● EXERCISE:
Reproduce the listing below verbatim.

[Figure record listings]
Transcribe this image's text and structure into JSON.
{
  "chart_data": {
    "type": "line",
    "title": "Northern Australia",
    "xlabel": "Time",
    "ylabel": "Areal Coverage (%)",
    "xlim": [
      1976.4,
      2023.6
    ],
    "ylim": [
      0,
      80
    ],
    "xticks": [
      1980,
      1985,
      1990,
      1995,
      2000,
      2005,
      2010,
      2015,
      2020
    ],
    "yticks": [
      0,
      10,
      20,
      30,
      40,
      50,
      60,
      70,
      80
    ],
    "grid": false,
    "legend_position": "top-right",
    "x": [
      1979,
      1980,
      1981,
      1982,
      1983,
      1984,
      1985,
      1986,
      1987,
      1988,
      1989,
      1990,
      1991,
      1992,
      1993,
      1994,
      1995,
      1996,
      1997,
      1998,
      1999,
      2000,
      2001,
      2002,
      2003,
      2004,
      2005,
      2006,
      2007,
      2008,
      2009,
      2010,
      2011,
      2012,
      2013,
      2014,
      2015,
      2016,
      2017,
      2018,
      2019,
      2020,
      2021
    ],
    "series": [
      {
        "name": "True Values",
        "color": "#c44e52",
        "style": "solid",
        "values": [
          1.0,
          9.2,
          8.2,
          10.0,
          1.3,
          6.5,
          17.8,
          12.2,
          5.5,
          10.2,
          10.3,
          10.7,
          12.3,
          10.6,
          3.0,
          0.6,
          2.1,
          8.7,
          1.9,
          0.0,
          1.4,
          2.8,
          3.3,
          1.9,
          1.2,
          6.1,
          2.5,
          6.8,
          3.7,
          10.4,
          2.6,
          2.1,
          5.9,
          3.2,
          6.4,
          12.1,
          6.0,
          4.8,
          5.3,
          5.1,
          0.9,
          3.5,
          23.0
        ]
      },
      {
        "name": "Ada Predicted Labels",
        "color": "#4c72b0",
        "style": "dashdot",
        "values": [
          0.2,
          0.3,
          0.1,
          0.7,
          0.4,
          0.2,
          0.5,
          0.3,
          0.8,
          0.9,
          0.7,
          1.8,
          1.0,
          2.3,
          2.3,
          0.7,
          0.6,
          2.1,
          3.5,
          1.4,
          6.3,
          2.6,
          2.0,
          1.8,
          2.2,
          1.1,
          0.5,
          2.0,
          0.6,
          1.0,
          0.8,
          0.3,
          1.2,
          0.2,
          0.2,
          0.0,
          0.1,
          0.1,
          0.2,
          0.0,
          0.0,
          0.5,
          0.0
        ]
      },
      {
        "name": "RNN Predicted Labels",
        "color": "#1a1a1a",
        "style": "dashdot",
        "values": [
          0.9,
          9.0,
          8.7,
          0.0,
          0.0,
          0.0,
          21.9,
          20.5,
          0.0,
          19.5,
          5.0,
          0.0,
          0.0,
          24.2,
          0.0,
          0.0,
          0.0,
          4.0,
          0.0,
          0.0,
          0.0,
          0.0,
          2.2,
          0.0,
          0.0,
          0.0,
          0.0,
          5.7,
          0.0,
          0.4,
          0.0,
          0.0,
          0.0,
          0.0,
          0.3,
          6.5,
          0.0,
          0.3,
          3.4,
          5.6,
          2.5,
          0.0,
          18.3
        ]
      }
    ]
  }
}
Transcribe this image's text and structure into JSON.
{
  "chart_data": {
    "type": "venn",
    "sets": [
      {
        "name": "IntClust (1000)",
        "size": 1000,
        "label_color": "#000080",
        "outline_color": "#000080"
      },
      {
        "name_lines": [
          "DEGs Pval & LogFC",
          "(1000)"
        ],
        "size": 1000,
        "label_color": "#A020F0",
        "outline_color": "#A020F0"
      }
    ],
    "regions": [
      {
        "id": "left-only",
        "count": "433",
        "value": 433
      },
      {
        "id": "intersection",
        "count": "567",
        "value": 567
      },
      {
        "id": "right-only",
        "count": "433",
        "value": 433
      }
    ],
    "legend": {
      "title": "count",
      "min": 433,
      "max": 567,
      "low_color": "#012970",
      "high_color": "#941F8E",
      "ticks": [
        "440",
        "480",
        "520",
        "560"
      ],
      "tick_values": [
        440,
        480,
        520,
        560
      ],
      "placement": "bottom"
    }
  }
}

● WRITTEN ANSWER:
Transcribe this image's text and structure into JSON.
{
  "chart_data": {
    "type": "line",
    "title": "Northern Australia",
    "xlabel": "Time",
    "ylabel": "Areal Coverage (%)",
    "xlim": [
      1976.4,
      2023.6
    ],
    "ylim": [
      0,
      80
    ],
    "xticks": [
      1980,
      1985,
      1990,
      1995,
      2000,
      2005,
      2010,
      2015,
      2020
    ],
    "yticks": [
      0,
      10,
      20,
      30,
      40,
      50,
      60,
      70,
      80
    ],
    "grid": false,
    "legend_position": "top-right",
    "x": [
      1979,
      1980,
      1981,
      1982,
      1983,
      1984,
      1985,
      1986,
      1987,
      1988,
      1989,
      1990,
      1991,
      1992,
      1993,
      1994,
      1995,
      1996,
      1997,
      1998,
      1999,
      2000,
      2001,
      2002,
      2003,
      2004,
      2005,
      2006,
      2007,
      2008,
      2009,
      2010,
      2011,
      2012,
      2013,
      2014,
      2015,
      2016,
      2017,
      2018,
      2019,
      2020,
      2021
    ],
    "series": [
      {
        "name": "True Values",
        "color": "#c44e52",
        "style": "solid",
        "values": [
          1.0,
          9.2,
          8.2,
          10.0,
          1.3,
          6.5,
          17.8,
          12.2,
          5.5,
          10.2,
          10.3,
          10.7,
          12.3,
          10.6,
          3.0,
          0.6,
          2.1,
          8.7,
          1.9,
          0.0,
          1.4,
          2.8,
          3.3,
          1.9,
          1.2,
          6.1,
          2.5,
          6.8,
          3.7,
          10.4,
          2.6,
          2.1,
          5.9,
          3.2,
          6.4,
          12.1,
          6.0,
          4.8,
          5.3,
          5.1,
          0.9,
          3.5,
          23.0
        ]
      },
      {
        "name": "Ada Predicted Labels",
        "color": "#4c72b0",
        "style": "dashdot",
        "values": [
          0.2,
          0.3,
          0.1,
          0.7,
          0.4,
          0.2,
          0.5,
          0.3,
          0.8,
          0.9,
          0.7,
          1.8,
          1.0,
          2.3,
          2.3,
          0.7,
          0.6,
          2.1,
          3.5,
          1.4,
          6.3,
          2.6,
          2.0,
          1.8,
          2.2,
          1.1,
          0.5,
          2.0,
          0.6,
          1.0,
          0.8,
          0.3,
          1.2,
          0.2,
          0.2,
          0.0,
          0.1,
          0.1,
          0.2,
          0.0,
          0.0,
          0.5,
          0.0
        ]
      },
      {
        "name": "RNN Predicted Labels",
        "color": "#1a1a1a",
        "style": "dashdot",
        "values": [
          0.9,
          9.0,
          8.7,
          0.0,
          0.0,
          0.0,
          21.9,
          20.5,
          0.0,
          19.5,
          5.0,
          0.0,
          0.0,
          24.2,
          0.0,
          0.0,
          0.0,
          4.0,
          0.0,
          0.0,
          0.0,
          0.0,
          2.2,
          0.0,
          0.0,
          0.0,
          0.0,
          5.7,
          0.0,
          0.4,
          0.0,
          0.0,
          0.0,
          0.0,
          0.3,
          6.5,
          0.0,
          0.3,
          3.4,
          5.6,
          2.5,
          0.0,
          18.3
        ]
      }
    ]
  }
}
Transcribe this image's text and structure into JSON.
{
  "chart_data": {
    "type": "venn",
    "sets": [
      {
        "name": "IntClust (1000)",
        "size": 1000,
        "label_color": "#000080",
        "outline_color": "#000080"
      },
      {
        "name_lines": [
          "DEGs Pval & LogFC",
          "(1000)"
        ],
        "size": 1000,
        "label_color": "#A020F0",
        "outline_color": "#A020F0"
      }
    ],
    "regions": [
      {
        "id": "left-only",
        "count": "433",
        "value": 433
      },
      {
        "id": "intersection",
        "count": "567",
        "value": 567
      },
      {
        "id": "right-only",
        "count": "433",
        "value": 433
      }
    ],
    "legend": {
      "title": "count",
      "min": 433,
      "max": 567,
      "low_color": "#012970",
      "high_color": "#941F8E",
      "ticks": [
        "440",
        "480",
        "520",
        "560"
      ],
      "tick_values": [
        440,
        480,
        520,
        560
      ],
      "placement": "bottom"
    }
  }
}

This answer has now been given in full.